• [TASK DIRECTIONS]
Please copy every line of the data below verbatim, changing nothing.

########################################

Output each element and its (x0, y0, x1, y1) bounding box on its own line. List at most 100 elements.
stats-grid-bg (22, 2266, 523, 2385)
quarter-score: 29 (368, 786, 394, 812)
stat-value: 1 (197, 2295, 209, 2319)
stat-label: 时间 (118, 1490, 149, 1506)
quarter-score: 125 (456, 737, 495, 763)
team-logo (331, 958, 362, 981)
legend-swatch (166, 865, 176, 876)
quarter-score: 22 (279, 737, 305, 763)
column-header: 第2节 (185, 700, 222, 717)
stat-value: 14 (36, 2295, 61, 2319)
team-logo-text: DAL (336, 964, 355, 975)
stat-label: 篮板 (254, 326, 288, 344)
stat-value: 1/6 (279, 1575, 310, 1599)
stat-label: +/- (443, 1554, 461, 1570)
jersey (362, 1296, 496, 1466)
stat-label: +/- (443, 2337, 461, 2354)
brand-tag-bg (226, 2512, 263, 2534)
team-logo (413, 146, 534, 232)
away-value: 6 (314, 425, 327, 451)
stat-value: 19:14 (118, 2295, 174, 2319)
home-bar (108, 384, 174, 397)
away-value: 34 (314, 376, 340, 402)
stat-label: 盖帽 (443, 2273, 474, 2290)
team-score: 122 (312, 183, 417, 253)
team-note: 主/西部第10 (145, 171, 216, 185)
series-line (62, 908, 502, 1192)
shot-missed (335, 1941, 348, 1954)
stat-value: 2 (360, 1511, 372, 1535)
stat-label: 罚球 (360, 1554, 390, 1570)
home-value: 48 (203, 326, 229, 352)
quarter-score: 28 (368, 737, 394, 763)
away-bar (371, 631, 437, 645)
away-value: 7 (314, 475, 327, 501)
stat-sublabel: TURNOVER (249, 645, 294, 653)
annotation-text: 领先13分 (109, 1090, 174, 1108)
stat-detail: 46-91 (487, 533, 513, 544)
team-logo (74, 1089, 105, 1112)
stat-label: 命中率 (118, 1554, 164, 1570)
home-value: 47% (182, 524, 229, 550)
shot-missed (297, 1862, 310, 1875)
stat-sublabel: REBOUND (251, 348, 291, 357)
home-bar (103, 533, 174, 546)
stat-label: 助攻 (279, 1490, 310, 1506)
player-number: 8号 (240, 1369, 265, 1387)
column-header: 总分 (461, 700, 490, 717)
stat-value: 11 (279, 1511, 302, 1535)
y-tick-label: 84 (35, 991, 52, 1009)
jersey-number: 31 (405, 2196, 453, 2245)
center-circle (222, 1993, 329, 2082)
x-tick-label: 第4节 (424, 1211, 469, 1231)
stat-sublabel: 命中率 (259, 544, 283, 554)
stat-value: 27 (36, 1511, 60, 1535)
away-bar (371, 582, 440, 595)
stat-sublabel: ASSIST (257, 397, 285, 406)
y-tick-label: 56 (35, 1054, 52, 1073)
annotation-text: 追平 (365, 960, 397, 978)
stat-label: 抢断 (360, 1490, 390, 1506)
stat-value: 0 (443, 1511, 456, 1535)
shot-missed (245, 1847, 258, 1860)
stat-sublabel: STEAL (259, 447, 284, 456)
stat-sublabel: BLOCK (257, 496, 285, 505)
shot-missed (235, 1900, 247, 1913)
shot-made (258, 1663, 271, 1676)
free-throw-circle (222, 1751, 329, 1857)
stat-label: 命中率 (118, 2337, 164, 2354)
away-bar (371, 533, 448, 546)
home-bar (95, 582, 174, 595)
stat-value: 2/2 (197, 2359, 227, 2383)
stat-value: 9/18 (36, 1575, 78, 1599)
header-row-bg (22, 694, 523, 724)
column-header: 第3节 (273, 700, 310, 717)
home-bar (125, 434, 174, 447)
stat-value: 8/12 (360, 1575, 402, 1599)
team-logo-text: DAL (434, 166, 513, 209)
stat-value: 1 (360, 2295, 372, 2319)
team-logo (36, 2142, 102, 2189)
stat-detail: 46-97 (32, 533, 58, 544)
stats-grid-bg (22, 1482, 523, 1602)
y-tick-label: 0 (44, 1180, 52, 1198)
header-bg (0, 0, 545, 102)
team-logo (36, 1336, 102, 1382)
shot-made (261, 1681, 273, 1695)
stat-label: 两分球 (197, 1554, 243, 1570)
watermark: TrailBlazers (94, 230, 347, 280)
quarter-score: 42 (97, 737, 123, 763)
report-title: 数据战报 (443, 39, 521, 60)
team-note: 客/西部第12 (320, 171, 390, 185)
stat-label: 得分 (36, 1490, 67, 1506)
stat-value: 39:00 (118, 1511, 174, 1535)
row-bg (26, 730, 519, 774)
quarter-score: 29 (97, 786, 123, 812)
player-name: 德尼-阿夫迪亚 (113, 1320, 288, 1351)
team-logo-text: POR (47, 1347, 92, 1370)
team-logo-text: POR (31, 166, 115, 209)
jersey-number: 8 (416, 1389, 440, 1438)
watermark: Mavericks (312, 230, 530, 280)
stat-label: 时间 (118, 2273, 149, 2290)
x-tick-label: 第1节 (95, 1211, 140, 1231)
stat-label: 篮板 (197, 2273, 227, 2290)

########################################

• [ANSWER TO THE TASK]
Output each element and its (x0, y0, x1, y1) bounding box on its own line. List at most 100 elements.
stats-grid-bg (22, 2266, 523, 2385)
quarter-score: 29 (368, 786, 394, 812)
stat-value: 1 (197, 2295, 209, 2319)
stat-label: 时间 (118, 1490, 149, 1506)
quarter-score: 125 (456, 737, 495, 763)
team-logo (331, 958, 362, 981)
legend-swatch (166, 865, 176, 876)
quarter-score: 22 (279, 737, 305, 763)
column-header: 第2节 (185, 700, 222, 717)
stat-value: 14 (36, 2295, 61, 2319)
team-logo-text: DAL (336, 964, 355, 975)
stat-label: 篮板 (254, 326, 288, 344)
stat-value: 1/6 (279, 1575, 310, 1599)
stat-label: +/- (443, 1554, 461, 1570)
jersey (362, 1296, 496, 1466)
stat-label: +/- (443, 2337, 461, 2354)
brand-tag-bg (226, 2512, 263, 2534)
team-logo (413, 146, 534, 232)
away-value: 6 (314, 425, 327, 451)
stat-value: 19:14 (118, 2295, 174, 2319)
home-bar (108, 384, 174, 397)
away-value: 34 (314, 376, 340, 402)
stat-label: 盖帽 (443, 2273, 474, 2290)
team-score: 122 (312, 183, 417, 253)
team-note: 主/西部第10 (145, 171, 216, 185)
series-line (62, 908, 502, 1192)
shot-missed (335, 1941, 348, 1954)
stat-value: 2 (360, 1511, 372, 1535)
stat-label: 罚球 (360, 1554, 390, 1570)
home-value: 48 (203, 326, 229, 352)
quarter-score: 28 (368, 737, 394, 763)
away-bar (371, 631, 437, 645)
away-value: 7 (314, 475, 327, 501)
stat-sublabel: TURNOVER (249, 645, 294, 653)
annotation-text: 领先13分 (109, 1090, 174, 1108)
stat-detail: 46-91 (487, 533, 513, 544)
team-logo (74, 1089, 105, 1112)
stat-label: 命中率 (118, 1554, 164, 1570)
home-value: 47% (182, 524, 229, 550)
shot-missed (297, 1862, 310, 1875)
stat-sublabel: REBOUND (251, 348, 291, 357)
home-bar (103, 533, 174, 546)
stat-label: 助攻 (279, 1490, 310, 1506)
player-number: 8号 (240, 1369, 265, 1387)
column-header: 总分 (461, 700, 490, 717)
stat-value: 11 (279, 1511, 302, 1535)
y-tick-label: 84 (35, 991, 52, 1009)
jersey-number: 31 (405, 2196, 453, 2245)
center-circle (222, 1993, 329, 2082)
x-tick-label: 第4节 (424, 1211, 469, 1231)
stat-sublabel: 命中率 (259, 544, 283, 554)
stat-value: 27 (36, 1511, 60, 1535)
away-bar (371, 582, 440, 595)
stat-sublabel: ASSIST (257, 397, 285, 406)
y-tick-label: 56 (35, 1054, 52, 1073)
annotation-text: 追平 (365, 960, 397, 978)
stat-label: 抢断 (360, 1490, 390, 1506)
stat-value: 0 (443, 1511, 456, 1535)
shot-missed (245, 1847, 258, 1860)
stat-sublabel: STEAL (259, 447, 284, 456)
stat-sublabel: BLOCK (257, 496, 285, 505)
shot-missed (235, 1900, 247, 1913)
shot-made (258, 1663, 271, 1676)
free-throw-circle (222, 1751, 329, 1857)
stat-label: 命中率 (118, 2337, 164, 2354)
away-bar (371, 533, 448, 546)
home-bar (95, 582, 174, 595)
stat-value: 2/2 (197, 2359, 227, 2383)
stat-value: 9/18 (36, 1575, 78, 1599)
header-row-bg (22, 694, 523, 724)
column-header: 第3节 (273, 700, 310, 717)
home-bar (125, 434, 174, 447)
stat-value: 8/12 (360, 1575, 402, 1599)
team-logo-text: DAL (434, 166, 513, 209)
stat-value: 1 (360, 2295, 372, 2319)
team-logo (36, 2142, 102, 2189)
stat-detail: 46-97 (32, 533, 58, 544)
stats-grid-bg (22, 1482, 523, 1602)
y-tick-label: 0 (44, 1180, 52, 1198)
header-bg (0, 0, 545, 102)
team-logo (36, 1336, 102, 1382)
shot-made (261, 1681, 273, 1695)
stat-label: 两分球 (197, 1554, 243, 1570)
watermark: TrailBlazers (94, 230, 347, 280)
quarter-score: 42 (97, 737, 123, 763)
report-title: 数据战报 (443, 39, 521, 60)
team-note: 客/西部第12 (320, 171, 390, 185)
stat-label: 得分 (36, 1490, 67, 1506)
stat-value: 39:00 (118, 1511, 174, 1535)
row-bg (26, 730, 519, 774)
quarter-score: 29 (97, 786, 123, 812)
player-name: 德尼-阿夫迪亚 (113, 1320, 288, 1351)
team-logo-text: POR (47, 1347, 92, 1370)
team-logo-text: POR (31, 166, 115, 209)
jersey-number: 8 (416, 1389, 440, 1438)
watermark: Mavericks (312, 230, 530, 280)
stat-label: 时间 (118, 2273, 149, 2290)
x-tick-label: 第1节 (95, 1211, 140, 1231)
stat-label: 篮板 (197, 2273, 227, 2290)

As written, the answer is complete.